__STATED PROBLEM__.
Note how many lines hold the string "router" and give that number without any other words.

__DATA ROWS__.
§

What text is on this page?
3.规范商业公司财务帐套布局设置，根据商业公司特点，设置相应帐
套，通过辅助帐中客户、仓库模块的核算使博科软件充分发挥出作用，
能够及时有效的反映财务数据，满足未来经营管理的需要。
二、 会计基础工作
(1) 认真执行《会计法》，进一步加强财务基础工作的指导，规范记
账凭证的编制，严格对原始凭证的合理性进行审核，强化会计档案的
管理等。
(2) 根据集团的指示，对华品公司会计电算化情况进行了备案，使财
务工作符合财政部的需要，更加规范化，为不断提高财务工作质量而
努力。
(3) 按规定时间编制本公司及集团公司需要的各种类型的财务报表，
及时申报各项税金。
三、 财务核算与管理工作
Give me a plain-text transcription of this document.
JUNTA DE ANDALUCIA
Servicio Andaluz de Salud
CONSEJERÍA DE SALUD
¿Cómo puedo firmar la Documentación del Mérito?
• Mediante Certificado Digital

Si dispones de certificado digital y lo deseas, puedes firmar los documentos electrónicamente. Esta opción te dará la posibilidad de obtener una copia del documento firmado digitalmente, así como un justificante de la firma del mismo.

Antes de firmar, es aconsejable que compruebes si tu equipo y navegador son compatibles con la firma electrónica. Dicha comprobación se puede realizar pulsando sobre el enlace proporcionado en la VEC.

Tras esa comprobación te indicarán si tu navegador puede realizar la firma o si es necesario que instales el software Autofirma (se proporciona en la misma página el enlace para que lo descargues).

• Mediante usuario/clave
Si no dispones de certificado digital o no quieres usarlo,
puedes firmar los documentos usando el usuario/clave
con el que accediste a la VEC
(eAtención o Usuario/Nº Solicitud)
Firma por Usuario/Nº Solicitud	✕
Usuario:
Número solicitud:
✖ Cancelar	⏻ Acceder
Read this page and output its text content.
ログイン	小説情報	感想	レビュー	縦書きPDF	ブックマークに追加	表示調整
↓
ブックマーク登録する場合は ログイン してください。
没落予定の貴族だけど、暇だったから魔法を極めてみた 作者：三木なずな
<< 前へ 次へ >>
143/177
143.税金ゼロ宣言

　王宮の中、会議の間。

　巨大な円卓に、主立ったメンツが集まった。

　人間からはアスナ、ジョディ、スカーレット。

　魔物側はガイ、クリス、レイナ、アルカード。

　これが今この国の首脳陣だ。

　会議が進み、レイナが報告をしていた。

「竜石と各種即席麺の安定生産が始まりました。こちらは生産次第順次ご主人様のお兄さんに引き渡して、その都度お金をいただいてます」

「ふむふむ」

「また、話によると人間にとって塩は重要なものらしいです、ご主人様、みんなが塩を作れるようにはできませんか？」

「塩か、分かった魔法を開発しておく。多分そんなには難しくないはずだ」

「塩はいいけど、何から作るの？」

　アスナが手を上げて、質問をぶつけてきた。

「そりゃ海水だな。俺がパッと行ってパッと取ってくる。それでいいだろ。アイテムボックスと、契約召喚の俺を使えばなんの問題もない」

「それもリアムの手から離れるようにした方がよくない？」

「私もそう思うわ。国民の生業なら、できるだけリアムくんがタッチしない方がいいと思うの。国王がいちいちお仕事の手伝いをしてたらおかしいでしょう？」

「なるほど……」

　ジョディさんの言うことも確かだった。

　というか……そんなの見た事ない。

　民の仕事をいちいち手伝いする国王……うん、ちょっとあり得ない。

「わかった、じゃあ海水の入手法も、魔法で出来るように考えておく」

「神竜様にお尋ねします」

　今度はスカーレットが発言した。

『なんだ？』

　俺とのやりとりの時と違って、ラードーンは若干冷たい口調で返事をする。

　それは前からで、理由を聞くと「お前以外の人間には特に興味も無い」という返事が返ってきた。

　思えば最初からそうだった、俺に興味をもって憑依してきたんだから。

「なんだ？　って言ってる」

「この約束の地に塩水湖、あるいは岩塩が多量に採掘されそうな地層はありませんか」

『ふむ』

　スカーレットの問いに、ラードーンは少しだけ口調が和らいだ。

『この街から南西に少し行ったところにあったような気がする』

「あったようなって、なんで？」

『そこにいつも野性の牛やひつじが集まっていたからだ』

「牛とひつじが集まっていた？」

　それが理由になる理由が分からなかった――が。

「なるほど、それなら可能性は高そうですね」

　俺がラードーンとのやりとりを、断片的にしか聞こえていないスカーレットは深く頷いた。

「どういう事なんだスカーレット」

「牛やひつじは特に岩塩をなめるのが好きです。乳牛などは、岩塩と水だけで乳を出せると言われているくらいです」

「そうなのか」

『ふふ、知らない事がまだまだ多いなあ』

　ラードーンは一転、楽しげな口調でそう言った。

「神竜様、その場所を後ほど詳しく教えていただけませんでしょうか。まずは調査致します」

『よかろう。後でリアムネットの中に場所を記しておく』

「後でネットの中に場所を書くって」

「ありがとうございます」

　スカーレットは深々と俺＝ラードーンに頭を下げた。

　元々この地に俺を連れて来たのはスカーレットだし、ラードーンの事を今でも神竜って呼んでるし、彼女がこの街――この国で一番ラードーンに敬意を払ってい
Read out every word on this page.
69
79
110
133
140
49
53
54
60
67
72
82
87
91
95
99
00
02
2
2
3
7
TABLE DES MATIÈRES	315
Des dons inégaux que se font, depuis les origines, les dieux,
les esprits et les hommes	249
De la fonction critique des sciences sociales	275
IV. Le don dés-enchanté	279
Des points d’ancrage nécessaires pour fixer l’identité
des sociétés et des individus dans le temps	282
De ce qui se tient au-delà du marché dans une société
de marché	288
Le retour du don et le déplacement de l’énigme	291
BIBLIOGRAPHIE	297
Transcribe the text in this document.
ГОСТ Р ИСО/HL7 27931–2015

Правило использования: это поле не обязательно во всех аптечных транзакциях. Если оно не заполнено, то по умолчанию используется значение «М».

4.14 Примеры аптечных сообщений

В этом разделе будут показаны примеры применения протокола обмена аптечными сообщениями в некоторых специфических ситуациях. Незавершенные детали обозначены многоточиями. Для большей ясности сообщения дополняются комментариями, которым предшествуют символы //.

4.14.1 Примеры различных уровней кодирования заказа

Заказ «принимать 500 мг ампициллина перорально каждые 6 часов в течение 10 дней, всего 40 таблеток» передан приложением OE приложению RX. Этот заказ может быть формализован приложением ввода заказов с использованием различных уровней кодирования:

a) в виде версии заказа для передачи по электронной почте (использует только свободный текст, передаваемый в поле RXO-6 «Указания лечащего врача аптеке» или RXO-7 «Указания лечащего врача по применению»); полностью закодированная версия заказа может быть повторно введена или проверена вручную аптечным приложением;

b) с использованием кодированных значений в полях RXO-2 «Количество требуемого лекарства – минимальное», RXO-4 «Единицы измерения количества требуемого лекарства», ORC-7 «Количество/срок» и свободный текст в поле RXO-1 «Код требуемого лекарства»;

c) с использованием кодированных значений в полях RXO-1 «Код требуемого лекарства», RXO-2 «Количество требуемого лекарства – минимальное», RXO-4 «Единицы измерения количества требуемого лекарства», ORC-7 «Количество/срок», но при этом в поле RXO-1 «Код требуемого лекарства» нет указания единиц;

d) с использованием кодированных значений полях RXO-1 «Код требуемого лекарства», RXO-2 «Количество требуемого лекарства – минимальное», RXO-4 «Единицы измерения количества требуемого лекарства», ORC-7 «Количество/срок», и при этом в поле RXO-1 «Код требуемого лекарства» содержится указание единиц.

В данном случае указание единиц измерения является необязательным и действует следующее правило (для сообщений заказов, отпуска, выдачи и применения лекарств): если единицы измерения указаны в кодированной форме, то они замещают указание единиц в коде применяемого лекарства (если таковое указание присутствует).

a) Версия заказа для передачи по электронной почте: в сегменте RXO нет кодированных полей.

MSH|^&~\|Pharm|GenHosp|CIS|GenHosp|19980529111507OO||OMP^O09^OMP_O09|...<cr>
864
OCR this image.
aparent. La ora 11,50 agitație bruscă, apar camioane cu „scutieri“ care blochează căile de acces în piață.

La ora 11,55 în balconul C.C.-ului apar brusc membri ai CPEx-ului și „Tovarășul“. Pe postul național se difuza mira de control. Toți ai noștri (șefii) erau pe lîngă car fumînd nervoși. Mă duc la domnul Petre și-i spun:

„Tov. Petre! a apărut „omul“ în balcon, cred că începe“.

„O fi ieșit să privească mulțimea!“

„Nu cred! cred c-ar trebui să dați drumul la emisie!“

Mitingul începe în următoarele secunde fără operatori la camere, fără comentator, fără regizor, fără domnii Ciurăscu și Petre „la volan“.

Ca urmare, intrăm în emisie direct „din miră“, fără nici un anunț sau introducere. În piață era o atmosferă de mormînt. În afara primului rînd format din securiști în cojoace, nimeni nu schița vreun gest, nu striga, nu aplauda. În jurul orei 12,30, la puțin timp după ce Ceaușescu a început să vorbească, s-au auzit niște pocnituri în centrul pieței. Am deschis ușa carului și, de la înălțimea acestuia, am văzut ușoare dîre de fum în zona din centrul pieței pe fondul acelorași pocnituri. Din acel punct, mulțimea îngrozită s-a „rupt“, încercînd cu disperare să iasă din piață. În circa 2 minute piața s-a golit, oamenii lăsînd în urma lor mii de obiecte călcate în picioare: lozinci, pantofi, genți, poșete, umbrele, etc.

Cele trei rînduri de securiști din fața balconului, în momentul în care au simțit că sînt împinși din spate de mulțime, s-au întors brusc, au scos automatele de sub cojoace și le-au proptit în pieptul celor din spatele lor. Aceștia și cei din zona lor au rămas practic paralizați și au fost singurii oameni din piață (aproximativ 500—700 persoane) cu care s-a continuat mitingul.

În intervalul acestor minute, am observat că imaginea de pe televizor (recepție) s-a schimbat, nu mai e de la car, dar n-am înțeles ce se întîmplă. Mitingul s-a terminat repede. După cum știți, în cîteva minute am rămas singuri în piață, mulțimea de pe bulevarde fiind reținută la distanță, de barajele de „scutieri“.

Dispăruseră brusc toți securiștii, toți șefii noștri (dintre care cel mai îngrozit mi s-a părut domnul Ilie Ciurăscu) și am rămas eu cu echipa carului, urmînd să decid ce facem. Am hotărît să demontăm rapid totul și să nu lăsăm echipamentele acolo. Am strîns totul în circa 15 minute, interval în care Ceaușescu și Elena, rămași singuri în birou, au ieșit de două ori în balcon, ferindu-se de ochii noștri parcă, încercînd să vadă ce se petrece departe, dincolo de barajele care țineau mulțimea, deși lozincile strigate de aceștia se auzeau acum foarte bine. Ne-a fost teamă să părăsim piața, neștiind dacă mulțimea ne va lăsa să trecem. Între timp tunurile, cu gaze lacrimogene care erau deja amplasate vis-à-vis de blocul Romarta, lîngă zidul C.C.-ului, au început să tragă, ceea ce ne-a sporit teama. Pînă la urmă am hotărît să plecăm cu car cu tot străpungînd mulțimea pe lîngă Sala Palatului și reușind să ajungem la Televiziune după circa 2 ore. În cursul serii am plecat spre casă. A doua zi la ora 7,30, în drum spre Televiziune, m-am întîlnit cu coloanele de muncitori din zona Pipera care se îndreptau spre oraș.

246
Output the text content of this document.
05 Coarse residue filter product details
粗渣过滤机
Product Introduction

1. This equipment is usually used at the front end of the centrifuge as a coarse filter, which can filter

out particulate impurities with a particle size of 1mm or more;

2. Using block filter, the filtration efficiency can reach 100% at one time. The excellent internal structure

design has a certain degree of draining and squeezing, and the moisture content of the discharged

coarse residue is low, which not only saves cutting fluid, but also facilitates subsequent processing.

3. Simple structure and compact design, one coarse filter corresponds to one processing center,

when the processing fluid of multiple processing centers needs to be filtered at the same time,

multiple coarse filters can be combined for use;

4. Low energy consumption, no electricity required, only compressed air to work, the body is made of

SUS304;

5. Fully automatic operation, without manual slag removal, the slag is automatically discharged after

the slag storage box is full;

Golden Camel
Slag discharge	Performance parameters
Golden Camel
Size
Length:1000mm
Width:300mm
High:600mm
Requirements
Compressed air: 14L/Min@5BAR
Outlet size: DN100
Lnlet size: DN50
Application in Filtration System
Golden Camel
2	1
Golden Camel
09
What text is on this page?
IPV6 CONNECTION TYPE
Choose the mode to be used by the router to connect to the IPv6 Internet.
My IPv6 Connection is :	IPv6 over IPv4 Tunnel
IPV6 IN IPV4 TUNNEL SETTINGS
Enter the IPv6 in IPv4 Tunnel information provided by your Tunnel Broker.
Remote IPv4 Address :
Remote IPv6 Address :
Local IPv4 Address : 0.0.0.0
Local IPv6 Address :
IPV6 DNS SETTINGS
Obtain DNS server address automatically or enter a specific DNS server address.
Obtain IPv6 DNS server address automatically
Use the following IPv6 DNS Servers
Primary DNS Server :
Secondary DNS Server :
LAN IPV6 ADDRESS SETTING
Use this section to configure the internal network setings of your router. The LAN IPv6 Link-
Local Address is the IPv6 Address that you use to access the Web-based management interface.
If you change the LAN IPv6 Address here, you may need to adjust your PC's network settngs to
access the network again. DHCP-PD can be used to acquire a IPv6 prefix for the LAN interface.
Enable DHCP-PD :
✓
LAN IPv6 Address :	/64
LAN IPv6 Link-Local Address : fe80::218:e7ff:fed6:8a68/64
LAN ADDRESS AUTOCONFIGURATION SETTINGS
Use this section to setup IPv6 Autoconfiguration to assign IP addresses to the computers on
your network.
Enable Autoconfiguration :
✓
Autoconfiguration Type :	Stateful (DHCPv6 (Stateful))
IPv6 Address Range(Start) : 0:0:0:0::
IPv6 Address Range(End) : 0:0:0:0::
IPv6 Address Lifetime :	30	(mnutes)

§

__SOLUTION TO THE EXERCISE__.
2